YOUR INSTRUCTIONS:
Reproduce all of the material word for word.

━━━━━ DATA EXCERPTS ━━━━━

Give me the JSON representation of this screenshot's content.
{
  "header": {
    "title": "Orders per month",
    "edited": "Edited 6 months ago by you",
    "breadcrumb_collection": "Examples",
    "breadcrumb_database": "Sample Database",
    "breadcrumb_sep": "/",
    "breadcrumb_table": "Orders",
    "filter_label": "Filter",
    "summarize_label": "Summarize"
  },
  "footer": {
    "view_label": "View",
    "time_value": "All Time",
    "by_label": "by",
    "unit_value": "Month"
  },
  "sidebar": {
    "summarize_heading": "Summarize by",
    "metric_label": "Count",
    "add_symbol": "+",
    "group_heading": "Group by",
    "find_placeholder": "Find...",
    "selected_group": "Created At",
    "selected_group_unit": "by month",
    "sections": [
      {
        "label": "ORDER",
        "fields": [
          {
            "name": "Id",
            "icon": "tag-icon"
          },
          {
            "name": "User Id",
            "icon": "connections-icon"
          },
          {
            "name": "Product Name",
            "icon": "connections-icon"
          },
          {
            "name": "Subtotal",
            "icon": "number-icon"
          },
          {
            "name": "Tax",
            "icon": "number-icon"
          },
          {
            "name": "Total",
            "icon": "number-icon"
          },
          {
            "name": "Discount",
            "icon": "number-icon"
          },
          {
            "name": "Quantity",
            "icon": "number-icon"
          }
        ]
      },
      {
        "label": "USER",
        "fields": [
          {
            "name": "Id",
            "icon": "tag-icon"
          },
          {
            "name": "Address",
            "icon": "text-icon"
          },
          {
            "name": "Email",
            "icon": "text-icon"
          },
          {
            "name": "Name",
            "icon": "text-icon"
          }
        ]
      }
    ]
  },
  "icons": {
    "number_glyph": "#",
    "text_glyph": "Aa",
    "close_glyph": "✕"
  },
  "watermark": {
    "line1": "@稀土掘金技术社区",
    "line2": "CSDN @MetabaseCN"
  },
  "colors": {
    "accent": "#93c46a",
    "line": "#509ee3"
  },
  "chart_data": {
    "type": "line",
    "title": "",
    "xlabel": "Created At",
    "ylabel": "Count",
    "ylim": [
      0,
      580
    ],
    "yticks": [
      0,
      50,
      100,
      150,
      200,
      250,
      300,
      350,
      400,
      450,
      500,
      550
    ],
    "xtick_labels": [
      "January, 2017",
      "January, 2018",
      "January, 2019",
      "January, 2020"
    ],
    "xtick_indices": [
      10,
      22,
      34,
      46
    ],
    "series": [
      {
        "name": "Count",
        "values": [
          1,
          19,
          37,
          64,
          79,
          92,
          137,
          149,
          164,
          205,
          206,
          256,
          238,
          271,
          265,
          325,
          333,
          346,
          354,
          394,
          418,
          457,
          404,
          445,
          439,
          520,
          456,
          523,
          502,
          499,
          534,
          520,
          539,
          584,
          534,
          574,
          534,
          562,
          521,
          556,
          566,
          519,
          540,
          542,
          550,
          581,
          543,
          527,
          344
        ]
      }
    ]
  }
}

━━━━━

RIGHT ANSWER:
Give me the JSON representation of this screenshot's content.
{
  "header": {
    "title": "Orders per month",
    "edited": "Edited 6 months ago by you",
    "breadcrumb_collection": "Examples",
    "breadcrumb_database": "Sample Database",
    "breadcrumb_sep": "/",
    "breadcrumb_table": "Orders",
    "filter_label": "Filter",
    "summarize_label": "Summarize"
  },
  "footer": {
    "view_label": "View",
    "time_value": "All Time",
    "by_label": "by",
    "unit_value": "Month"
  },
  "sidebar": {
    "summarize_heading": "Summarize by",
    "metric_label": "Count",
    "add_symbol": "+",
    "group_heading": "Group by",
    "find_placeholder": "Find...",
    "selected_group": "Created At",
    "selected_group_unit": "by month",
    "sections": [
      {
        "label": "ORDER",
        "fields": [
          {
            "name": "Id",
            "icon": "tag-icon"
          },
          {
            "name": "User Id",
            "icon": "connections-icon"
          },
          {
            "name": "Product Name",
            "icon": "connections-icon"
          },
          {
            "name": "Subtotal",
            "icon": "number-icon"
          },
          {
            "name": "Tax",
            "icon": "number-icon"
          },
          {
            "name": "Total",
            "icon": "number-icon"
          },
          {
            "name": "Discount",
            "icon": "number-icon"
          },
          {
            "name": "Quantity",
            "icon": "number-icon"
          }
        ]
      },
      {
        "label": "USER",
        "fields": [
          {
            "name": "Id",
            "icon": "tag-icon"
          },
          {
            "name": "Address",
            "icon": "text-icon"
          },
          {
            "name": "Email",
            "icon": "text-icon"
          },
          {
            "name": "Name",
            "icon": "text-icon"
          }
        ]
      }
    ]
  },
  "icons": {
    "number_glyph": "#",
    "text_glyph": "Aa",
    "close_glyph": "✕"
  },
  "watermark": {
    "line1": "@稀土掘金技术社区",
    "line2": "CSDN @MetabaseCN"
  },
  "colors": {
    "accent": "#93c46a",
    "line": "#509ee3"
  },
  "chart_data": {
    "type": "line",
    "title": "",
    "xlabel": "Created At",
    "ylabel": "Count",
    "ylim": [
      0,
      580
    ],
    "yticks": [
      0,
      50,
      100,
      150,
      200,
      250,
      300,
      350,
      400,
      450,
      500,
      550
    ],
    "xtick_labels": [
      "January, 2017",
      "January, 2018",
      "January, 2019",
      "January, 2020"
    ],
    "xtick_indices": [
      10,
      22,
      34,
      46
    ],
    "series": [
      {
        "name": "Count",
        "values": [
          1,
          19,
          37,
          64,
          79,
          92,
          137,
          149,
          164,
          205,
          206,
          256,
          238,
          271,
          265,
          325,
          333,
          346,
          354,
          394,
          418,
          457,
          404,
          445,
          439,
          520,
          456,
          523,
          502,
          499,
          534,
          520,
          539,
          584,
          534,
          574,
          534,
          562,
          521,
          556,
          566,
          519,
          540,
          542,
          550,
          581,
          543,
          527,
          344
        ]
      }
    ]
  }
}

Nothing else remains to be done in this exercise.